PROBLEM DESCRIPTION:
Exactly repeat the full listing that follows.

Dataset listings of figures:
──────────

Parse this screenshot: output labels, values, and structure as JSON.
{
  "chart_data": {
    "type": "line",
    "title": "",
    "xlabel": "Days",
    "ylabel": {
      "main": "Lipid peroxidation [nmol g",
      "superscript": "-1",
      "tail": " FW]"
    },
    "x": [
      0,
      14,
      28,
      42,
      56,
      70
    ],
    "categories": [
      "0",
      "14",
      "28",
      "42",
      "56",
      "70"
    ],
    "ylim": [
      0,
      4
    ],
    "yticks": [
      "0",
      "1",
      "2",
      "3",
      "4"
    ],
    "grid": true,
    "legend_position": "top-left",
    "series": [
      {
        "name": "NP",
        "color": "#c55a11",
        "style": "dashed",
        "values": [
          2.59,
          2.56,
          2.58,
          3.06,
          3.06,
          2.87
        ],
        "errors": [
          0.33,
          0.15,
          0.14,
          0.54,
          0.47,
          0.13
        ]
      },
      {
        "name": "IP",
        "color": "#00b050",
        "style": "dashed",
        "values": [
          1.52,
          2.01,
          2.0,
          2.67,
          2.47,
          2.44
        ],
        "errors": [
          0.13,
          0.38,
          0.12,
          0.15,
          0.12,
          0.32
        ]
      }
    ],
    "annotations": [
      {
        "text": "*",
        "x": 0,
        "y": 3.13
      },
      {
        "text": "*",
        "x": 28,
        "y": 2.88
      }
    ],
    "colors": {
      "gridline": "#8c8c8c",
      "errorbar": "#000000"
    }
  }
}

──────────

RESPONSE TO THE EXERCISE:
Parse this screenshot: output labels, values, and structure as JSON.
{
  "chart_data": {
    "type": "line",
    "title": "",
    "xlabel": "Days",
    "ylabel": {
      "main": "Lipid peroxidation [nmol g",
      "superscript": "-1",
      "tail": " FW]"
    },
    "x": [
      0,
      14,
      28,
      42,
      56,
      70
    ],
    "categories": [
      "0",
      "14",
      "28",
      "42",
      "56",
      "70"
    ],
    "ylim": [
      0,
      4
    ],
    "yticks": [
      "0",
      "1",
      "2",
      "3",
      "4"
    ],
    "grid": true,
    "legend_position": "top-left",
    "series": [
      {
        "name": "NP",
        "color": "#c55a11",
        "style": "dashed",
        "values": [
          2.59,
          2.56,
          2.58,
          3.06,
          3.06,
          2.87
        ],
        "errors": [
          0.33,
          0.15,
          0.14,
          0.54,
          0.47,
          0.13
        ]
      },
      {
        "name": "IP",
        "color": "#00b050",
        "style": "dashed",
        "values": [
          1.52,
          2.01,
          2.0,
          2.67,
          2.47,
          2.44
        ],
        "errors": [
          0.13,
          0.38,
          0.12,
          0.15,
          0.12,
          0.32
        ]
      }
    ],
    "annotations": [
      {
        "text": "*",
        "x": 0,
        "y": 3.13
      },
      {
        "text": "*",
        "x": 28,
        "y": 2.88
      }
    ],
    "colors": {
      "gridline": "#8c8c8c",
      "errorbar": "#000000"
    }
  }
}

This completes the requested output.